EXERCISE: Show, in full, each line of the data that contains "direction".

Start of STORED RECORDS

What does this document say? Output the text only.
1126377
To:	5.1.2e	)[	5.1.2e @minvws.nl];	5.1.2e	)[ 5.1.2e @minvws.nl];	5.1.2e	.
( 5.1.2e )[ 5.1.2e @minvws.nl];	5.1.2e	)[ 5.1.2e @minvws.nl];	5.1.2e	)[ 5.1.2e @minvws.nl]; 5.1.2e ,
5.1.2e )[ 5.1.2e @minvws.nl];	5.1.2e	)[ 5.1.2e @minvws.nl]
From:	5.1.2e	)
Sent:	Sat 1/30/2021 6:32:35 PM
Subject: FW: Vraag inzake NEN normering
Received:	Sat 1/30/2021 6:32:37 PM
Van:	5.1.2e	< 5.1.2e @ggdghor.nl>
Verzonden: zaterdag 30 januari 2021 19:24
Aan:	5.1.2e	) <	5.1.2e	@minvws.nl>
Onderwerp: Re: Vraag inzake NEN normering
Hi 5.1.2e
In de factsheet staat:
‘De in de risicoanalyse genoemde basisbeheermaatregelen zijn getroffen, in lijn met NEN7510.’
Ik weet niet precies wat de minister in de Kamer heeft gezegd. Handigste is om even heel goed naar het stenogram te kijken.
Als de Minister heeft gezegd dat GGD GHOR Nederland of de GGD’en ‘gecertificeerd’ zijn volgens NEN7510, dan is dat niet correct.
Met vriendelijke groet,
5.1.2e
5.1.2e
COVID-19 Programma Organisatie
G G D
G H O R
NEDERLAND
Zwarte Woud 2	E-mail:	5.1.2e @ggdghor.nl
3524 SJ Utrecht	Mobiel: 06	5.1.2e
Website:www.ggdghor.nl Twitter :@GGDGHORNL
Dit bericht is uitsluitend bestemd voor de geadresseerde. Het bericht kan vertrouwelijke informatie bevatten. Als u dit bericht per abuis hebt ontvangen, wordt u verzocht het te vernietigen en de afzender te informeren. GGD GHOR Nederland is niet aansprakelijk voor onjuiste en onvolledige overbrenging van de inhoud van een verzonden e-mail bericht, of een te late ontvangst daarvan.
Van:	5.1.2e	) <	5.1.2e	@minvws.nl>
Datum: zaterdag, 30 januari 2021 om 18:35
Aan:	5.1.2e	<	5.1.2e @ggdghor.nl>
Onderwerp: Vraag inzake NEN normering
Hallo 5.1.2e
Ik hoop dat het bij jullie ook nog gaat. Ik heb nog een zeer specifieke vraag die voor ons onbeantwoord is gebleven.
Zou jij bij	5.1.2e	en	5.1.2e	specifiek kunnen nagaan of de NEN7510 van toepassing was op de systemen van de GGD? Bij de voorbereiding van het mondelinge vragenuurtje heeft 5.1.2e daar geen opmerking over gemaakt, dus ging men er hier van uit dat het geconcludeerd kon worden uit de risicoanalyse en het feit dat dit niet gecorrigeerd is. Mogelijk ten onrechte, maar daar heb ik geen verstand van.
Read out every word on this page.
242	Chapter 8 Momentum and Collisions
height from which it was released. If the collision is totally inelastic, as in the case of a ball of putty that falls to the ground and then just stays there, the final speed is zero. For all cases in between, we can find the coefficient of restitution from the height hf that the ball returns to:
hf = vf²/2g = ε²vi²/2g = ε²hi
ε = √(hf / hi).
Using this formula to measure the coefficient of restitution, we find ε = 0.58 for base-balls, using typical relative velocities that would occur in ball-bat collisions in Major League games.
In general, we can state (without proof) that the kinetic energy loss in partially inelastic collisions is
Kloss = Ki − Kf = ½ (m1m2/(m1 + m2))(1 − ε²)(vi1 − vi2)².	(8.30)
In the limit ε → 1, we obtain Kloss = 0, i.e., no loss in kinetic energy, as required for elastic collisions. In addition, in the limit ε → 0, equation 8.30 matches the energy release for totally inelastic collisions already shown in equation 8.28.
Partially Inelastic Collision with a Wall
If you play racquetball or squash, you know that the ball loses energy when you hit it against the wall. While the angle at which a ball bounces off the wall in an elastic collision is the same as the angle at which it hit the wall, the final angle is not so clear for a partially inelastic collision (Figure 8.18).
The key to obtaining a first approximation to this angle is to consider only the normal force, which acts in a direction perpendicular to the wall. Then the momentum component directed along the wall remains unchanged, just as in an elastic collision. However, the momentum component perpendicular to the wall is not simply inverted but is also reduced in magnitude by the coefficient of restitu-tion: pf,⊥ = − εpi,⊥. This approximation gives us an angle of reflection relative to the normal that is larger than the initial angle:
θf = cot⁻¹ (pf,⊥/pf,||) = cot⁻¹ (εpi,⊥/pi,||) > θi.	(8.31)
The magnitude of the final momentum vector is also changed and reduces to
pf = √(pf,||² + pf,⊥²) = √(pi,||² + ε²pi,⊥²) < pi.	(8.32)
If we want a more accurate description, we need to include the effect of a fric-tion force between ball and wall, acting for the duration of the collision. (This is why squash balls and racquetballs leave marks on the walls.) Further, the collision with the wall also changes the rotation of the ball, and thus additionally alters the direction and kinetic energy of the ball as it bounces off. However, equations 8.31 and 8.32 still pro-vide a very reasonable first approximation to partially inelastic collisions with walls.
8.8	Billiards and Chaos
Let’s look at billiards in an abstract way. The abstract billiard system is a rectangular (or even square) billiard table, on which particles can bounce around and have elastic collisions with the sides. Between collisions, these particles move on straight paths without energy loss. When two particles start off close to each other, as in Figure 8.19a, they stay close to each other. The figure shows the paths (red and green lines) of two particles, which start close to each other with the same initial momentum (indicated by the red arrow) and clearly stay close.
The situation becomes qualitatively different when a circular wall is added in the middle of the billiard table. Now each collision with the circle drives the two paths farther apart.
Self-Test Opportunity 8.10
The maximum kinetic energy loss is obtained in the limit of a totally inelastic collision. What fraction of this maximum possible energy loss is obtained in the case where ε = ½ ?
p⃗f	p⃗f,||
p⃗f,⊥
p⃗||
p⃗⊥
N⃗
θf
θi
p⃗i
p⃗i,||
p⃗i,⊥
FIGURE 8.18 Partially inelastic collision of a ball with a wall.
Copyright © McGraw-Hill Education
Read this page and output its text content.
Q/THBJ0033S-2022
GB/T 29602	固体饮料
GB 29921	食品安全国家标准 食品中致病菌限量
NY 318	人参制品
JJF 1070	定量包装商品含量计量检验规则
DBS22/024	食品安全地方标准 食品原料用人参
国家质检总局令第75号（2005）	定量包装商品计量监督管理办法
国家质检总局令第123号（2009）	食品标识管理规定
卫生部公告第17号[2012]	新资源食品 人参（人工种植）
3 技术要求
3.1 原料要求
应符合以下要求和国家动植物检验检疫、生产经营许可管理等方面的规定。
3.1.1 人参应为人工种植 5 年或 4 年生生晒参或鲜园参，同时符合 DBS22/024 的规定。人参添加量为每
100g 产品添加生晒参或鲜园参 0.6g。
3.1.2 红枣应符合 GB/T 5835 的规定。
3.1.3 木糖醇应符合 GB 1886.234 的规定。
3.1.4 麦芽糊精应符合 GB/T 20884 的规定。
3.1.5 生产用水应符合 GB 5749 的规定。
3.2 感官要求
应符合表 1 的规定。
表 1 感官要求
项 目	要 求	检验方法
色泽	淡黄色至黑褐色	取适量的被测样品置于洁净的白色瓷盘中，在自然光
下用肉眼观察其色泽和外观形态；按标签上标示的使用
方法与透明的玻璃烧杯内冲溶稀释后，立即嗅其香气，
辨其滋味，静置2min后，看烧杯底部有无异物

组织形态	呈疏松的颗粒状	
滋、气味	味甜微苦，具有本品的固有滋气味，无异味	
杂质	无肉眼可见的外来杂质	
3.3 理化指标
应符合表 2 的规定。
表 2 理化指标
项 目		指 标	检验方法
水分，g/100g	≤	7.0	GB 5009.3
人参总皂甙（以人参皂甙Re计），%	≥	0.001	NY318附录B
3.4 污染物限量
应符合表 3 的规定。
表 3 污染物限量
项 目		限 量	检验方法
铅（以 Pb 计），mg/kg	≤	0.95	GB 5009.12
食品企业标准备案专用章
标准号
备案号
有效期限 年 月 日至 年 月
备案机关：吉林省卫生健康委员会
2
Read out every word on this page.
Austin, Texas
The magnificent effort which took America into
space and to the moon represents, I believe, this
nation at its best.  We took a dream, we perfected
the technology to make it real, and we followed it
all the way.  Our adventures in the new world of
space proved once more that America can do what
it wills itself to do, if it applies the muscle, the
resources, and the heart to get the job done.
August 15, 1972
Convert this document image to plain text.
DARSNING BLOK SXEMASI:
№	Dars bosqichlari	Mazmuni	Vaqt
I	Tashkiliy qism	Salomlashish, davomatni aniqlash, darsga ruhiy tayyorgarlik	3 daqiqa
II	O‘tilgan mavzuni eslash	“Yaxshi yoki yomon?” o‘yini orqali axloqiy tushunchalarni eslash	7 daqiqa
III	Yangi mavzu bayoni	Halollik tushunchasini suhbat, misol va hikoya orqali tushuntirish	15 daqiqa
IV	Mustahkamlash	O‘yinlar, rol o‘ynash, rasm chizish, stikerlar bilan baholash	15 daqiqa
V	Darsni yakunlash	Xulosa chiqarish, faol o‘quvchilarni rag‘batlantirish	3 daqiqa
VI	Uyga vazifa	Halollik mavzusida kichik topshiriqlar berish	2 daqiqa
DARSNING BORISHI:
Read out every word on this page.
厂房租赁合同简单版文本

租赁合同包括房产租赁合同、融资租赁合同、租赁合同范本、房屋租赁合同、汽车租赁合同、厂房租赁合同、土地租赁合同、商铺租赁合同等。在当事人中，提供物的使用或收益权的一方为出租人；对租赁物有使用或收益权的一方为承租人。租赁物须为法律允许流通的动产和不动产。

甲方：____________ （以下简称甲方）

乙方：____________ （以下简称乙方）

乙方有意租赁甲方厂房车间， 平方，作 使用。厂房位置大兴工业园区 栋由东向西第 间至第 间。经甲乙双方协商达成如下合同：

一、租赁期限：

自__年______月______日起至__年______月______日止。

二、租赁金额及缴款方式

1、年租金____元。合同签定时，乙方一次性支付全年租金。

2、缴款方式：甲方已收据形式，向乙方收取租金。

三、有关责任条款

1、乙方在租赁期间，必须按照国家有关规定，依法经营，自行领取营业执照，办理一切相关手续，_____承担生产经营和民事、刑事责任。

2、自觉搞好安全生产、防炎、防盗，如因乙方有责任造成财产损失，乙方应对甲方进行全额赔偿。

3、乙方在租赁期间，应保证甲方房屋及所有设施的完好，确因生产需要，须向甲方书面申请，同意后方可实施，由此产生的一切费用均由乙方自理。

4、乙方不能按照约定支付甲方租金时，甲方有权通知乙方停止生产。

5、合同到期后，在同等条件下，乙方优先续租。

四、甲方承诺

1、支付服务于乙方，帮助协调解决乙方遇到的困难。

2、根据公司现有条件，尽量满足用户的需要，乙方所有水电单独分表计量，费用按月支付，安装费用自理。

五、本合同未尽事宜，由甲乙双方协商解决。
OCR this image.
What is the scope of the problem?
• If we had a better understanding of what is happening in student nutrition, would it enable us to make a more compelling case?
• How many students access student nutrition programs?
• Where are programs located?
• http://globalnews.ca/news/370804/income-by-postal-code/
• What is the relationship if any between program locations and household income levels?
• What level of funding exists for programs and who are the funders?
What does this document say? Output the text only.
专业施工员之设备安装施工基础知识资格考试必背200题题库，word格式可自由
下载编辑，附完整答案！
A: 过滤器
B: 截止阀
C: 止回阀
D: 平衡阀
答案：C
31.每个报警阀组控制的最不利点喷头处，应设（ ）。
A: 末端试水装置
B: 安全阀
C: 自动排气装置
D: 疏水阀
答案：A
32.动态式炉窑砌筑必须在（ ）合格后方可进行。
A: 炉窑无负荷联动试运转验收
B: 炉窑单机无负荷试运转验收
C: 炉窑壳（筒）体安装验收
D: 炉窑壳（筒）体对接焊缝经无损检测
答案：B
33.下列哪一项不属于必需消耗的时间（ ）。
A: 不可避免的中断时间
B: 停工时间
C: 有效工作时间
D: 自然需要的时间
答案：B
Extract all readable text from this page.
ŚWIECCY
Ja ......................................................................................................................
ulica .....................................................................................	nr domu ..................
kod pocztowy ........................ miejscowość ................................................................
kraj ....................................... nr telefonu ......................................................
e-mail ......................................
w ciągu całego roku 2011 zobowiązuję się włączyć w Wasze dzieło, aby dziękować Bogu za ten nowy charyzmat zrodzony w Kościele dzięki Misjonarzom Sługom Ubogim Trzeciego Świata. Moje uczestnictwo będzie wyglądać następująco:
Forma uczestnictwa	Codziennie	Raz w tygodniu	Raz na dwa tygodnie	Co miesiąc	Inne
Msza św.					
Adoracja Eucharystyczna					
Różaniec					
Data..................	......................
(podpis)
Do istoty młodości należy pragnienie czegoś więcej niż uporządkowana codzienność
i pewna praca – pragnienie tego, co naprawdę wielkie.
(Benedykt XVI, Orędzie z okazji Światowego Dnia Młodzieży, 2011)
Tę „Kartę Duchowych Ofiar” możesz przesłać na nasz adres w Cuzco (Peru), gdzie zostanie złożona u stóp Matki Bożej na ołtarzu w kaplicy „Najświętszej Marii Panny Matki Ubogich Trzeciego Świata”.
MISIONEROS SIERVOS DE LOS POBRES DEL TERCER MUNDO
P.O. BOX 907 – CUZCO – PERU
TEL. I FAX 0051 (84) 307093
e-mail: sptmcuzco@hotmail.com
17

End of STORED RECORDS

SOLUTION TO THIS EXERCISE:
The key to obtaining a first approximation to this angle is to consider only the normal force, which acts in a direction perpendicular to the wall. Then the momentum component directed along the wall remains unchanged, just as in an elastic collision. However, the momentum component perpendicular to the wall is not simply inverted but is also reduced in magnitude by the coefficient of restitu-tion: pf,⊥ = − εpi,⊥. This approximation gives us an angle of reflection relative to the normal that is larger than the initial angle:
If we want a more accurate description, we need to include the effect of a fric-tion force between ball and wall, acting for the duration of the collision. (This is why squash balls and racquetballs leave marks on the walls.) Further, the collision with the wall also changes the rotation of the ball, and thus additionally alters the direction and kinetic energy of the ball as it bounces off. However, equations 8.31 and 8.32 still pro-vide a very reasonable first approximation to partially inelastic collisions with walls.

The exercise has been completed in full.